══ Material

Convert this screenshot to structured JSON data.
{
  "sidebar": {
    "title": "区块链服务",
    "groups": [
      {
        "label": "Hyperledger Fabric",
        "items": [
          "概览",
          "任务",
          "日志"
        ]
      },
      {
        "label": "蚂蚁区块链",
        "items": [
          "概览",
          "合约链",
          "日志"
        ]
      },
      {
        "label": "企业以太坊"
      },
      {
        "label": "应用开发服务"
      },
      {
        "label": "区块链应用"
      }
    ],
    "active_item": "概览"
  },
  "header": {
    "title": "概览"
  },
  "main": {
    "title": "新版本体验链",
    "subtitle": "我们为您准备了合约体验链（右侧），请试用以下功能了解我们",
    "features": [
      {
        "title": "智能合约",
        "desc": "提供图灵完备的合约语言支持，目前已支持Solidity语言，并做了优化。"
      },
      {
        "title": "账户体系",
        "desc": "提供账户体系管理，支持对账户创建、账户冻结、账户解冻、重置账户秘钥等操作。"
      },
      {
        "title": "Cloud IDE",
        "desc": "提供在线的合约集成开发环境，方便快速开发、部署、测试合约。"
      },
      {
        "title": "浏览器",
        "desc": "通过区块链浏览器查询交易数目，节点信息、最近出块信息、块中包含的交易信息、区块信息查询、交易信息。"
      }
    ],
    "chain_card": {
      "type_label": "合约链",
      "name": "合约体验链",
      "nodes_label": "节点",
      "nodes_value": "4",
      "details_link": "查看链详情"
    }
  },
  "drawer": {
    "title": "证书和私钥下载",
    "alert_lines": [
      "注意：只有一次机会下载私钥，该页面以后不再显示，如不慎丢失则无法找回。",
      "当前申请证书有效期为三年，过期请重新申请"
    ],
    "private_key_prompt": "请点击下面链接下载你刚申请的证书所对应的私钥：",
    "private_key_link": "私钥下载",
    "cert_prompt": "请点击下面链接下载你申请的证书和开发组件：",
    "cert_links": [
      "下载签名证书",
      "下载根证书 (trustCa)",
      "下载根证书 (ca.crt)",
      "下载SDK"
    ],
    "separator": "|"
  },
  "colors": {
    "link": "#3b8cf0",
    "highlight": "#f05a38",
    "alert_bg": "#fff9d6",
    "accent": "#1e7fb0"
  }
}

════

= Your goal =
Copy the records above exactly as they appear.

= Full answer =
Convert this screenshot to structured JSON data.
{
  "sidebar": {
    "title": "区块链服务",
    "groups": [
      {
        "label": "Hyperledger Fabric",
        "items": [
          "概览",
          "任务",
          "日志"
        ]
      },
      {
        "label": "蚂蚁区块链",
        "items": [
          "概览",
          "合约链",
          "日志"
        ]
      },
      {
        "label": "企业以太坊"
      },
      {
        "label": "应用开发服务"
      },
      {
        "label": "区块链应用"
      }
    ],
    "active_item": "概览"
  },
  "header": {
    "title": "概览"
  },
  "main": {
    "title": "新版本体验链",
    "subtitle": "我们为您准备了合约体验链（右侧），请试用以下功能了解我们",
    "features": [
      {
        "title": "智能合约",
        "desc": "提供图灵完备的合约语言支持，目前已支持Solidity语言，并做了优化。"
      },
      {
        "title": "账户体系",
        "desc": "提供账户体系管理，支持对账户创建、账户冻结、账户解冻、重置账户秘钥等操作。"
      },
      {
        "title": "Cloud IDE",
        "desc": "提供在线的合约集成开发环境，方便快速开发、部署、测试合约。"
      },
      {
        "title": "浏览器",
        "desc": "通过区块链浏览器查询交易数目，节点信息、最近出块信息、块中包含的交易信息、区块信息查询、交易信息。"
      }
    ],
    "chain_card": {
      "type_label": "合约链",
      "name": "合约体验链",
      "nodes_label": "节点",
      "nodes_value": "4",
      "details_link": "查看链详情"
    }
  },
  "drawer": {
    "title": "证书和私钥下载",
    "alert_lines": [
      "注意：只有一次机会下载私钥，该页面以后不再显示，如不慎丢失则无法找回。",
      "当前申请证书有效期为三年，过期请重新申请"
    ],
    "private_key_prompt": "请点击下面链接下载你刚申请的证书所对应的私钥：",
    "private_key_link": "私钥下载",
    "cert_prompt": "请点击下面链接下载你申请的证书和开发组件：",
    "cert_links": [
      "下载签名证书",
      "下载根证书 (trustCa)",
      "下载根证书 (ca.crt)",
      "下载SDK"
    ],
    "separator": "|"
  },
  "colors": {
    "link": "#3b8cf0",
    "highlight": "#f05a38",
    "alert_bg": "#fff9d6",
    "accent": "#1e7fb0"
  }
}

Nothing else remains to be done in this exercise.